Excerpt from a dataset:
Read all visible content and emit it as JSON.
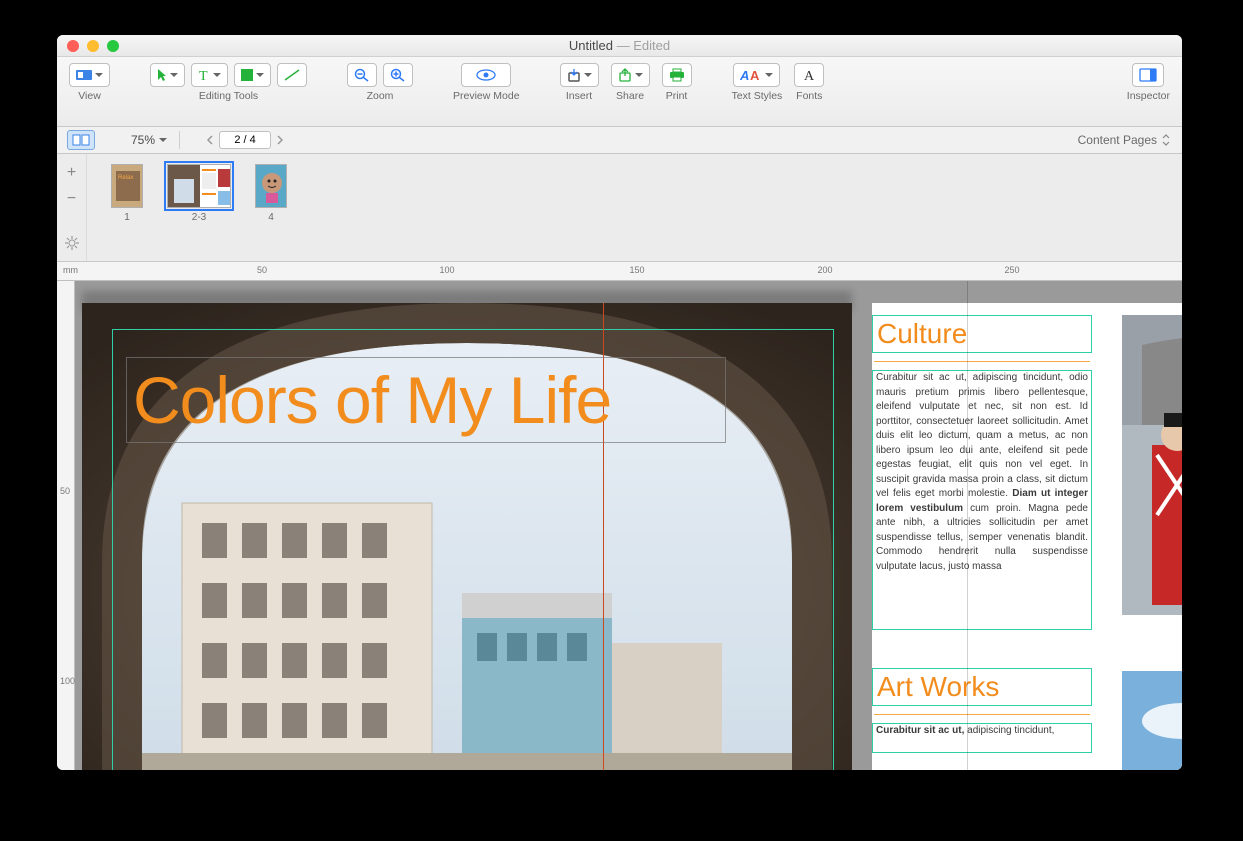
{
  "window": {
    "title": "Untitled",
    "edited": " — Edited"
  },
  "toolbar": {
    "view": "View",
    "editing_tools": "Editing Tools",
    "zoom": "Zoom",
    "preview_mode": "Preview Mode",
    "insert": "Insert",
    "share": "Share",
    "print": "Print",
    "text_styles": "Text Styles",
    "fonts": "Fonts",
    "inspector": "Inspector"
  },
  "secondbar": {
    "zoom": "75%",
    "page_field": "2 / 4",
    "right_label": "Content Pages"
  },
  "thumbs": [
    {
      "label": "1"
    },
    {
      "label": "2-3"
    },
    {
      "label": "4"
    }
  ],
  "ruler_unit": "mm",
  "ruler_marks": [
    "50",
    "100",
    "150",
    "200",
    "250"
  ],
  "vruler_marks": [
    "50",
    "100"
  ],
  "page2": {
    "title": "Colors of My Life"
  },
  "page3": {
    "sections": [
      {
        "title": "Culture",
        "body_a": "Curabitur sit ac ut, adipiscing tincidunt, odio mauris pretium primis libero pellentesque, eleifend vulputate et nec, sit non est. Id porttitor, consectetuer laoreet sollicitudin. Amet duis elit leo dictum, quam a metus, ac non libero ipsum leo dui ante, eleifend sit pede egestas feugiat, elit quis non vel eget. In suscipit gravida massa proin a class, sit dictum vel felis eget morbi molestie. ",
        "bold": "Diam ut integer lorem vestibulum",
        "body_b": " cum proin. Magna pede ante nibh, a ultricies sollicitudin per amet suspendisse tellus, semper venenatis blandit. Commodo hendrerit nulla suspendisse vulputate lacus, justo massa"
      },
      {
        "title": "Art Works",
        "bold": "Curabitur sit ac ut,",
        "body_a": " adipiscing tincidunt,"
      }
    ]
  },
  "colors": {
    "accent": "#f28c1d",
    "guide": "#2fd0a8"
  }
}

Problem details:
Write the full listing out again with every line unchanged, but include no pictures.

Solution to this problem:
Read all visible content and emit it as JSON.
{
  "window": {
    "title": "Untitled",
    "edited": " — Edited"
  },
  "toolbar": {
    "view": "View",
    "editing_tools": "Editing Tools",
    "zoom": "Zoom",
    "preview_mode": "Preview Mode",
    "insert": "Insert",
    "share": "Share",
    "print": "Print",
    "text_styles": "Text Styles",
    "fonts": "Fonts",
    "inspector": "Inspector"
  },
  "secondbar": {
    "zoom": "75%",
    "page_field": "2 / 4",
    "right_label": "Content Pages"
  },
  "thumbs": [
    {
      "label": "1"
    },
    {
      "label": "2-3"
    },
    {
      "label": "4"
    }
  ],
  "ruler_unit": "mm",
  "ruler_marks": [
    "50",
    "100",
    "150",
    "200",
    "250"
  ],
  "vruler_marks": [
    "50",
    "100"
  ],
  "page2": {
    "title": "Colors of My Life"
  },
  "page3": {
    "sections": [
      {
        "title": "Culture",
        "body_a": "Curabitur sit ac ut, adipiscing tincidunt, odio mauris pretium primis libero pellentesque, eleifend vulputate et nec, sit non est. Id porttitor, consectetuer laoreet sollicitudin. Amet duis elit leo dictum, quam a metus, ac non libero ipsum leo dui ante, eleifend sit pede egestas feugiat, elit quis non vel eget. In suscipit gravida massa proin a class, sit dictum vel felis eget morbi molestie. ",
        "bold": "Diam ut integer lorem vestibulum",
        "body_b": " cum proin. Magna pede ante nibh, a ultricies sollicitudin per amet suspendisse tellus, semper venenatis blandit. Commodo hendrerit nulla suspendisse vulputate lacus, justo massa"
      },
      {
        "title": "Art Works",
        "bold": "Curabitur sit ac ut,",
        "body_a": " adipiscing tincidunt,"
      }
    ]
  },
  "colors": {
    "accent": "#f28c1d",
    "guide": "#2fd0a8"
  }
}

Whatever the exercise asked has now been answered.